§ **Problem details**:
Filter the entries below, keeping only lines with the word "Lake".

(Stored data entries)
---------------

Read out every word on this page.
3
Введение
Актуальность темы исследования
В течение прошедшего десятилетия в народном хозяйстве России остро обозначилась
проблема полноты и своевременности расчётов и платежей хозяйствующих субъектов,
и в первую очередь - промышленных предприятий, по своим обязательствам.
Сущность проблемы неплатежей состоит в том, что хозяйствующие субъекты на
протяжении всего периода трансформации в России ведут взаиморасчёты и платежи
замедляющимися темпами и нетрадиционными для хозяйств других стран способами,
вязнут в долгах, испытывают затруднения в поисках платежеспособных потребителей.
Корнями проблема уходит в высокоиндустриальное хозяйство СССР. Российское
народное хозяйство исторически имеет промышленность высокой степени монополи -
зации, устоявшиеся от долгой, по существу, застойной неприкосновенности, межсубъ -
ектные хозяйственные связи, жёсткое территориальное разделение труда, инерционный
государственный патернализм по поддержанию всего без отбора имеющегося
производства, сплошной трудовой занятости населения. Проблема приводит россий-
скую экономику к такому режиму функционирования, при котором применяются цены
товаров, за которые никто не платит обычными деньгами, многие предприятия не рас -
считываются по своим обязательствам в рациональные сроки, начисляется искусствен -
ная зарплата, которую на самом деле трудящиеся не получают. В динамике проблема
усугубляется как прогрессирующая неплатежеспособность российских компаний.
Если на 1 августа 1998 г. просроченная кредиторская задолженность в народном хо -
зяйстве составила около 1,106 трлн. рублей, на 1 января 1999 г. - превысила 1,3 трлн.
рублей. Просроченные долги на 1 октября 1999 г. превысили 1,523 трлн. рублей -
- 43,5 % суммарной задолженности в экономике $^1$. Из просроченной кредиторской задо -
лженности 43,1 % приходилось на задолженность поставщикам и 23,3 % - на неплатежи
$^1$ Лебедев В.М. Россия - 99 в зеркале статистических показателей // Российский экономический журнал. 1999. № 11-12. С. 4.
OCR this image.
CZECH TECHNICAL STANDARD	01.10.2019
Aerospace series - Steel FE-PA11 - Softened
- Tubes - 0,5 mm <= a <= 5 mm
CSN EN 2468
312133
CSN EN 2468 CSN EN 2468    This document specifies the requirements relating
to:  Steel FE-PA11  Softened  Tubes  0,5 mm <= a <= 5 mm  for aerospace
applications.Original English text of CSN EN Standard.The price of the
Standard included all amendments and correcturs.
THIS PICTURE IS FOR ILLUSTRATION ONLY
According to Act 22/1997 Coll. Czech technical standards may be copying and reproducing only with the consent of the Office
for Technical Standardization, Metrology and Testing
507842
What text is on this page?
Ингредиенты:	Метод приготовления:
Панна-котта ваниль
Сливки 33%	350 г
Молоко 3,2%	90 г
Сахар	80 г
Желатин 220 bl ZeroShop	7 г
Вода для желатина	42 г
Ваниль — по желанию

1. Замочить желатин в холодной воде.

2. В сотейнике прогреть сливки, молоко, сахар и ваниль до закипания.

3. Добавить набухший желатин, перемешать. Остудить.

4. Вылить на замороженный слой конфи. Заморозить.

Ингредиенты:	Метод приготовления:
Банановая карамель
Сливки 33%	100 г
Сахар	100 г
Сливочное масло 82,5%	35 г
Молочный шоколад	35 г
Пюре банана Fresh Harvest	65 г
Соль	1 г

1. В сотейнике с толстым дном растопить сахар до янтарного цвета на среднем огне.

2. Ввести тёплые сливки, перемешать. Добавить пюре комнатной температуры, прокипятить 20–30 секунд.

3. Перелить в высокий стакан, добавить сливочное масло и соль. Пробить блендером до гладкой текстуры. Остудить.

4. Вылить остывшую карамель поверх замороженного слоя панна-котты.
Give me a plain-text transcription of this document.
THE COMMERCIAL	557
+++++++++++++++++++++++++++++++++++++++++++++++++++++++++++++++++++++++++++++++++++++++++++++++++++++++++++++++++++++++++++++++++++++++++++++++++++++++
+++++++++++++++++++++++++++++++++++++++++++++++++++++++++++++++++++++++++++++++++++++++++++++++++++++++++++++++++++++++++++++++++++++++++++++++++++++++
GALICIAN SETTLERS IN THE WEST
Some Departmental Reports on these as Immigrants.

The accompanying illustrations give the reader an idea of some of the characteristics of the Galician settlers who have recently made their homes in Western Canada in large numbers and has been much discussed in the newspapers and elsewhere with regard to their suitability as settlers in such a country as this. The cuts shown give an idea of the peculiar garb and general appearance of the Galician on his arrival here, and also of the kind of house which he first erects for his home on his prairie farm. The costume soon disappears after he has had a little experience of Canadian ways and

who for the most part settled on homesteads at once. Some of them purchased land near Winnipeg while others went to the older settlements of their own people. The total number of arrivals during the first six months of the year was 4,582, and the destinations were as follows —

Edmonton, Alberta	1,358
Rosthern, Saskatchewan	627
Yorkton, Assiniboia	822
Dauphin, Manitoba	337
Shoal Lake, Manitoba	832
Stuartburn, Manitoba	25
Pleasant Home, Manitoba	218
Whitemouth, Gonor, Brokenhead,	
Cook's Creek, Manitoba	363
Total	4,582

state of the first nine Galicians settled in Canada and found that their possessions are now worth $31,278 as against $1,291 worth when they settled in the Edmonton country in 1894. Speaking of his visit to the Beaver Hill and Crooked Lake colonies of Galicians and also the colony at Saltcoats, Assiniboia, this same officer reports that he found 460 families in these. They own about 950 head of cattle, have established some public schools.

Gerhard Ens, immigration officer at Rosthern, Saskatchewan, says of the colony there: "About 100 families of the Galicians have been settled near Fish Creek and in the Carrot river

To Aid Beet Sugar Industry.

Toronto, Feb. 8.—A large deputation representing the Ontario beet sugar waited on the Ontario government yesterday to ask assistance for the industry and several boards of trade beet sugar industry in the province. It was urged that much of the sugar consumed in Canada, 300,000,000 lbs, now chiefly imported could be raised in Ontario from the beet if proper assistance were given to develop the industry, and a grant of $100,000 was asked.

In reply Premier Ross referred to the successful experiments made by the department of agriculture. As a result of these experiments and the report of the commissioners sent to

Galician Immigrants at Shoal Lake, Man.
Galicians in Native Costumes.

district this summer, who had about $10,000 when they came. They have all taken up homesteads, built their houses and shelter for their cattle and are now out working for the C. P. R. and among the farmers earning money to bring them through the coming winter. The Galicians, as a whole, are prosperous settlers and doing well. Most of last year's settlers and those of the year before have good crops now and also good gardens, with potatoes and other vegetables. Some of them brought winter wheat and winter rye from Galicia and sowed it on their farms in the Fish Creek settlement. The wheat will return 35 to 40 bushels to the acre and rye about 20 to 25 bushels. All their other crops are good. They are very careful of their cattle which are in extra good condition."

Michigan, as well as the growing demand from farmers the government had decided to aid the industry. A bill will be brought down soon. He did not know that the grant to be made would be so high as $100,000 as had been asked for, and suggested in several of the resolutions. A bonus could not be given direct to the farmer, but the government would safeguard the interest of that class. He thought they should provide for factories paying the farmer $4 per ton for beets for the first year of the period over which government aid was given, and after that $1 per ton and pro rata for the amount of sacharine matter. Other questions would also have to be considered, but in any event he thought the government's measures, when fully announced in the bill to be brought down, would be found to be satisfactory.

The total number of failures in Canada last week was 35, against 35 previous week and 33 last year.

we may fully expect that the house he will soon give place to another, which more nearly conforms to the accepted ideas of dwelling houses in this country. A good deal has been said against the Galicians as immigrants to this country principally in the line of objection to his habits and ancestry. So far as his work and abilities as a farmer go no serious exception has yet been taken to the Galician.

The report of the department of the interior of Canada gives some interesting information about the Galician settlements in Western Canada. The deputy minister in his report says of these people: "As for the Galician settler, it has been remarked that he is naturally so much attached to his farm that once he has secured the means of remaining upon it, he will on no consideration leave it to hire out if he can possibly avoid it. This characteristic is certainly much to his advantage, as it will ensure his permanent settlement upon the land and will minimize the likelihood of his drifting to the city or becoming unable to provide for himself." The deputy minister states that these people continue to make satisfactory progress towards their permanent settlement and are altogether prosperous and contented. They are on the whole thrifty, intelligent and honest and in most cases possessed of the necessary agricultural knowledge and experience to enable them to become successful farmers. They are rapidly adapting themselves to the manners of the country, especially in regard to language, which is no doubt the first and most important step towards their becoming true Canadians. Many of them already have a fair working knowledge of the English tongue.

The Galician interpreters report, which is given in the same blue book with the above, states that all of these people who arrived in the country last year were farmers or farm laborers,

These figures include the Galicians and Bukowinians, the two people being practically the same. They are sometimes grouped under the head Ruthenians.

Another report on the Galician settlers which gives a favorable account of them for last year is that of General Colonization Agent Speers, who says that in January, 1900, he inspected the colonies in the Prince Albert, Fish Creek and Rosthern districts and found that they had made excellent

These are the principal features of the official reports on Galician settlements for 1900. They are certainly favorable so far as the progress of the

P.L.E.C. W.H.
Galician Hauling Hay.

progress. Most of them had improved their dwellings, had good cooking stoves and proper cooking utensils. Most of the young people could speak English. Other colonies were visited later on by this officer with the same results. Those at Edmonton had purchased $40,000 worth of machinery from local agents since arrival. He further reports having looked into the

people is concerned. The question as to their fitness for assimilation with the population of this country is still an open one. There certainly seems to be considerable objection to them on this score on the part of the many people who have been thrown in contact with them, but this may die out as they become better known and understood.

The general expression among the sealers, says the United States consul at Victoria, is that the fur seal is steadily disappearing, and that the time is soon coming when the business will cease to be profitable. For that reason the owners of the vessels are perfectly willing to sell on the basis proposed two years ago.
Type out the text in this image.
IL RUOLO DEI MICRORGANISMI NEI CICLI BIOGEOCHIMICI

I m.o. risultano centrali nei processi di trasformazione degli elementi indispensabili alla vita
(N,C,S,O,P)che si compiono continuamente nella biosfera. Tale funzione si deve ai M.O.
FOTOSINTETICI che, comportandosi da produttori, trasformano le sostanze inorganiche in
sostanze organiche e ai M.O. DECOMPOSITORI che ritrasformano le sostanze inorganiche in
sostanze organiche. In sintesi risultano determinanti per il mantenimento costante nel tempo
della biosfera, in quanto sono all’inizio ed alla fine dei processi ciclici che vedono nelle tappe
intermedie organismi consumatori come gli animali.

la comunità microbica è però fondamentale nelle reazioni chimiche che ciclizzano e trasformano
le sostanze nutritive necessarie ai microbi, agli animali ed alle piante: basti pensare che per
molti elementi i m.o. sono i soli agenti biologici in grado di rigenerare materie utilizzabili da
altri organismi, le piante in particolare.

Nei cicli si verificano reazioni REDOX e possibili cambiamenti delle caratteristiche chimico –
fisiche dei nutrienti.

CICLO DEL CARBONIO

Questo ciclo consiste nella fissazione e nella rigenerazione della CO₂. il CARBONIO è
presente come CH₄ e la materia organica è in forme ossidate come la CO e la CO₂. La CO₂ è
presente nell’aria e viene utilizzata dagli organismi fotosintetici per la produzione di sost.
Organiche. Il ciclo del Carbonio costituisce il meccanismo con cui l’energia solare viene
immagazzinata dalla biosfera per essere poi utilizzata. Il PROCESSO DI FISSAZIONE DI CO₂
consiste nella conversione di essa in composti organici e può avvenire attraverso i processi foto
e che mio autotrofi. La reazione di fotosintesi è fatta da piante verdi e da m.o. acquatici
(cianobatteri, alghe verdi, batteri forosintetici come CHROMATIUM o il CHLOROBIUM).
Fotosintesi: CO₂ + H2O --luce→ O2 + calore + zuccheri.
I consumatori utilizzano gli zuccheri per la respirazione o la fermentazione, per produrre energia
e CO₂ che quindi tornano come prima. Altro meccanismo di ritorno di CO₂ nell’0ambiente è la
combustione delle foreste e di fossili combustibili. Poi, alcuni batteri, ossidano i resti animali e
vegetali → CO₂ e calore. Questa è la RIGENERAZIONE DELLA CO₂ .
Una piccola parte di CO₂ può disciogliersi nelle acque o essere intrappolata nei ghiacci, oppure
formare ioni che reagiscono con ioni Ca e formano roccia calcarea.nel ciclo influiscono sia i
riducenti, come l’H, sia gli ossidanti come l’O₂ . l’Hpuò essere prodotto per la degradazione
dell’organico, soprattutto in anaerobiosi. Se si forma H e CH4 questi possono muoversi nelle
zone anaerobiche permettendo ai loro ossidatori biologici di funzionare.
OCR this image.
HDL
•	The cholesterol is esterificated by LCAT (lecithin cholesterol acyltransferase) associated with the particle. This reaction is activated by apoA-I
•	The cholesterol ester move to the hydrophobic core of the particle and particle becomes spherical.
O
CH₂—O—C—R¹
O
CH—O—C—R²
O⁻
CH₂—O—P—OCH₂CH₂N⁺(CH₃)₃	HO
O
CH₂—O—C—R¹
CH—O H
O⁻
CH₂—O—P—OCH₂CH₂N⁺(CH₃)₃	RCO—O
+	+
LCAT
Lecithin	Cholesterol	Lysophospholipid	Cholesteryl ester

---------------

§ **Response for this exercise**:
Shoal Lake, Manitoba	832
state of the first nine Galicians settled in Canada and found that their possessions are now worth $31,278 as against $1,291 worth when they settled in the Edmonton country in 1894. Speaking of his visit to the Beaver Hill and Crooked Lake colonies of Galicians and also the colony at Saltcoats, Assiniboia, this same officer reports that he found 460 families in these. They own about 950 head of cattle, have established some public schools.
Galician Immigrants at Shoal Lake, Man.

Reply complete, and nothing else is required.